▸ Directions: Only the text belongs in the copy. Transcribe the data exactly and drop any pictures.

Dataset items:
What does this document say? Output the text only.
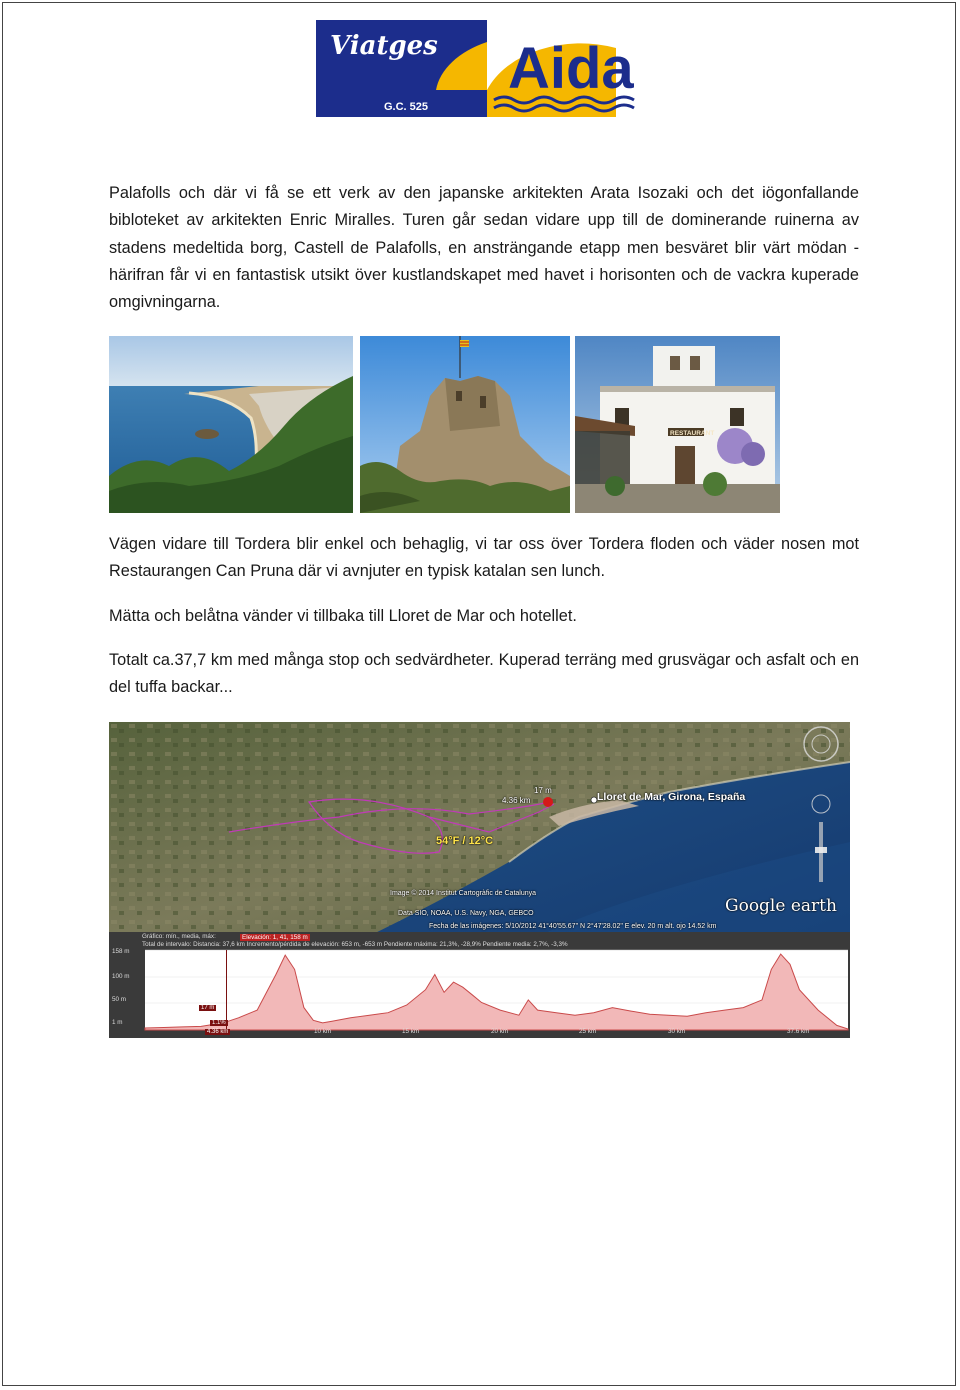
Viatges
G.C. 525
Aida

Palafolls och där vi få se ett verk av den japanske arkitekten Arata Isozaki och det iögonfallande bibloteket av arkitekten Enric Miralles. Turen går sedan vidare upp till de dominerande ruinerna av stadens medeltida borg, Castell de Palafolls, en ansträngande etapp men besväret blir värt mödan - härifran får vi en fantastisk utsikt över kustlandskapet med havet i horisonten och de vackra kuperade omgivningarna.

RESTAURANT

Vägen vidare till Tordera blir enkel och behaglig, vi tar oss över Tordera floden och väder nosen mot Restaurangen Can Pruna där vi avnjuter en typisk katalan sen lunch.

Mätta och belåtna vänder vi tillbaka till Lloret de Mar och hotellet.

Totalt ca.37,7 km med många stop och sedvärdheter. Kuperad terräng med grusvägar och asfalt och en del tuffa backar...

Lloret de Mar, Girona, España
54°F / 12°C
4.36 km
17 m
Image © 2014 Institut Cartogràfic de Catalunya
Data SIO, NOAA, U.S. Navy, NGA, GEBCO
Fecha de las imágenes: 5/10/2012 41°40'55.67" N 2°47'28.02" E elev. 20 m alt. ojo 14.52 km
Google earth
Gráfico: mín., media, máx:	Elevación: 1, 41, 158 m
Total de intervalo: Distancia: 37,6 km Incremento/pérdida de elevación: 653 m, -653 m Pendiente máxima: 21,3%, -28,9% Pendiente media: 2,7%, -3,3%
158 m
100 m
50 m
1 m
10 km	15 km	20 km	25 km	30 km	37.6 km
17 m
1.1%
4.36 km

▸ Result of this task:
What does this document say? Output the text only.
Viatges
G.C. 525
Aida

Palafolls och där vi få se ett verk av den japanske arkitekten Arata Isozaki och det iögonfallande bibloteket av arkitekten Enric Miralles. Turen går sedan vidare upp till de dominerande ruinerna av stadens medeltida borg, Castell de Palafolls, en ansträngande etapp men besväret blir värt mödan - härifran får vi en fantastisk utsikt över kustlandskapet med havet i horisonten och de vackra kuperade omgivningarna.

RESTAURANT

Vägen vidare till Tordera blir enkel och behaglig, vi tar oss över Tordera floden och väder nosen mot Restaurangen Can Pruna där vi avnjuter en typisk katalan sen lunch.

Mätta och belåtna vänder vi tillbaka till Lloret de Mar och hotellet.

Totalt ca.37,7 km med många stop och sedvärdheter. Kuperad terräng med grusvägar och asfalt och en del tuffa backar...

Lloret de Mar, Girona, España
54°F / 12°C
4.36 km
17 m
Image © 2014 Institut Cartogràfic de Catalunya
Data SIO, NOAA, U.S. Navy, NGA, GEBCO
Fecha de las imágenes: 5/10/2012 41°40'55.67" N 2°47'28.02" E elev. 20 m alt. ojo 14.52 km
Google earth
Gráfico: mín., media, máx:	Elevación: 1, 41, 158 m
Total de intervalo: Distancia: 37,6 km Incremento/pérdida de elevación: 653 m, -653 m Pendiente máxima: 21,3%, -28,9% Pendiente media: 2,7%, -3,3%
158 m
100 m
50 m
1 m
10 km	15 km	20 km	25 km	30 km	37.6 km
17 m
1.1%
4.36 km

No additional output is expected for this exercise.